**WRITTEN INSTRUCTION**. Pictures do not belong in the copy; transcribe everything else in the records exactly.

**RECORDS SHOWN**.
[BEGIN]

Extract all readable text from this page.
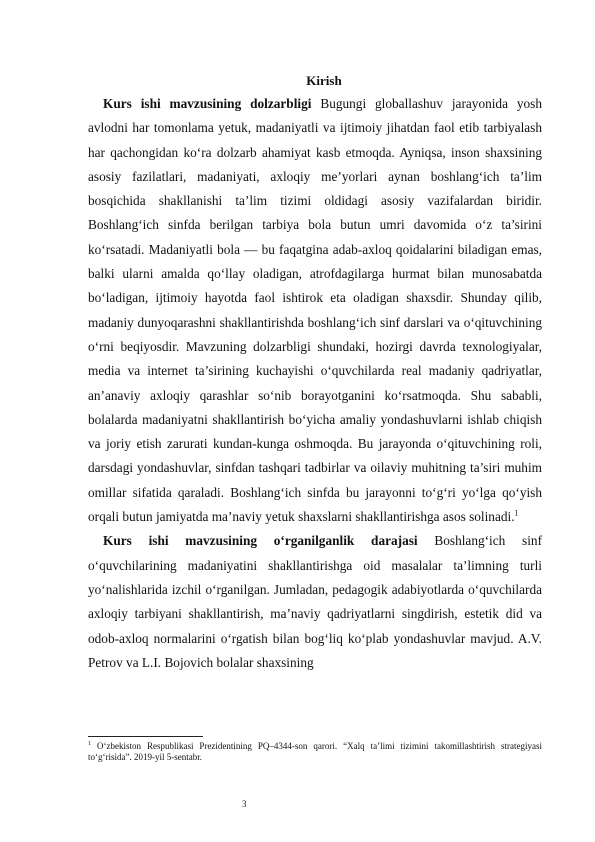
Kirish

Kurs ishi mavzusining dolzarbligi Bugungi globallashuv jarayonida yosh avlodni har tomonlama yetuk, madaniyatli va ijtimoiy jihatdan faol etib tarbiyalash har qachongidan ko‘ra dolzarb ahamiyat kasb etmoqda. Ayniqsa, inson shaxsining asosiy fazilatlari, madaniyati, axloqiy me’yorlari aynan boshlang‘ich ta’lim bosqichida shakllanishi ta’lim tizimi oldidagi asosiy vazifalardan biridir. Boshlang‘ich sinfda berilgan tarbiya bola butun umri davomida o‘z ta’sirini ko‘rsatadi. Madaniyatli bola — bu faqatgina adab-axloq qoidalarini biladigan emas, balki ularni amalda qo‘llay oladigan, atrofdagilarga hurmat bilan munosabatda bo‘ladigan, ijtimoiy hayotda faol ishtirok eta oladigan shaxsdir. Shunday qilib, madaniy dunyoqarashni shakllantirishda boshlang‘ich sinf darslari va o‘qituvchining o‘rni beqiyosdir. Mavzuning dolzarbligi shundaki, hozirgi davrda texnologiyalar, media va internet ta’sirining kuchayishi o‘quvchilarda real madaniy qadriyatlar, an’anaviy axloqiy qarashlar so‘nib borayotganini ko‘rsatmoqda. Shu sababli, bolalarda madaniyatni shakllantirish bo‘yicha amaliy yondashuvlarni ishlab chiqish va joriy etish zarurati kundan-kunga oshmoqda. Bu jarayonda o‘qituvchining roli, darsdagi yondashuvlar, sinfdan tashqari tadbirlar va oilaviy muhitning ta’siri muhim omillar sifatida qaraladi. Boshlang‘ich sinfda bu jarayonni to‘g‘ri yo‘lga qo‘yish orqali butun jamiyatda ma’naviy yetuk shaxslarni shakllantirishga asos solinadi.$^1$

Kurs ishi mavzusining o‘rganilganlik darajasi Boshlang‘ich sinf o‘quvchilarining madaniyatini shakllantirishga oid masalalar ta’limning turli yo‘nalishlarida izchil o‘rganilgan. Jumladan, pedagogik adabiyotlarda o‘quvchilarda axloqiy tarbiyani shakllantirish, ma’naviy qadriyatlarni singdirish, estetik did va odob-axloq normalarini o‘rgatish bilan bog‘liq ko‘plab yondashuvlar mavjud. A.V. Petrov va L.I. Bojovich bolalar shaxsining

$^1$ O‘zbekiston Respublikasi Prezidentining PQ–4344-son qarori. “Xalq ta’limi tizimini takomillashtirish strategiyasi to‘g‘risida”. 2019-yil 5-sentabr.
3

[END]

**ANSWER TO THIS PROBLEM**.
Extract all readable text from this page.
Kirish

Kurs ishi mavzusining dolzarbligi Bugungi globallashuv jarayonida yosh avlodni har tomonlama yetuk, madaniyatli va ijtimoiy jihatdan faol etib tarbiyalash har qachongidan ko‘ra dolzarb ahamiyat kasb etmoqda. Ayniqsa, inson shaxsining asosiy fazilatlari, madaniyati, axloqiy me’yorlari aynan boshlang‘ich ta’lim bosqichida shakllanishi ta’lim tizimi oldidagi asosiy vazifalardan biridir. Boshlang‘ich sinfda berilgan tarbiya bola butun umri davomida o‘z ta’sirini ko‘rsatadi. Madaniyatli bola — bu faqatgina adab-axloq qoidalarini biladigan emas, balki ularni amalda qo‘llay oladigan, atrofdagilarga hurmat bilan munosabatda bo‘ladigan, ijtimoiy hayotda faol ishtirok eta oladigan shaxsdir. Shunday qilib, madaniy dunyoqarashni shakllantirishda boshlang‘ich sinf darslari va o‘qituvchining o‘rni beqiyosdir. Mavzuning dolzarbligi shundaki, hozirgi davrda texnologiyalar, media va internet ta’sirining kuchayishi o‘quvchilarda real madaniy qadriyatlar, an’anaviy axloqiy qarashlar so‘nib borayotganini ko‘rsatmoqda. Shu sababli, bolalarda madaniyatni shakllantirish bo‘yicha amaliy yondashuvlarni ishlab chiqish va joriy etish zarurati kundan-kunga oshmoqda. Bu jarayonda o‘qituvchining roli, darsdagi yondashuvlar, sinfdan tashqari tadbirlar va oilaviy muhitning ta’siri muhim omillar sifatida qaraladi. Boshlang‘ich sinfda bu jarayonni to‘g‘ri yo‘lga qo‘yish orqali butun jamiyatda ma’naviy yetuk shaxslarni shakllantirishga asos solinadi.$^1$

Kurs ishi mavzusining o‘rganilganlik darajasi Boshlang‘ich sinf o‘quvchilarining madaniyatini shakllantirishga oid masalalar ta’limning turli yo‘nalishlarida izchil o‘rganilgan. Jumladan, pedagogik adabiyotlarda o‘quvchilarda axloqiy tarbiyani shakllantirish, ma’naviy qadriyatlarni singdirish, estetik did va odob-axloq normalarini o‘rgatish bilan bog‘liq ko‘plab yondashuvlar mavjud. A.V. Petrov va L.I. Bojovich bolalar shaxsining

$^1$ O‘zbekiston Respublikasi Prezidentining PQ–4344-son qarori. “Xalq ta’limi tizimini takomillashtirish strategiyasi to‘g‘risida”. 2019-yil 5-sentabr.
3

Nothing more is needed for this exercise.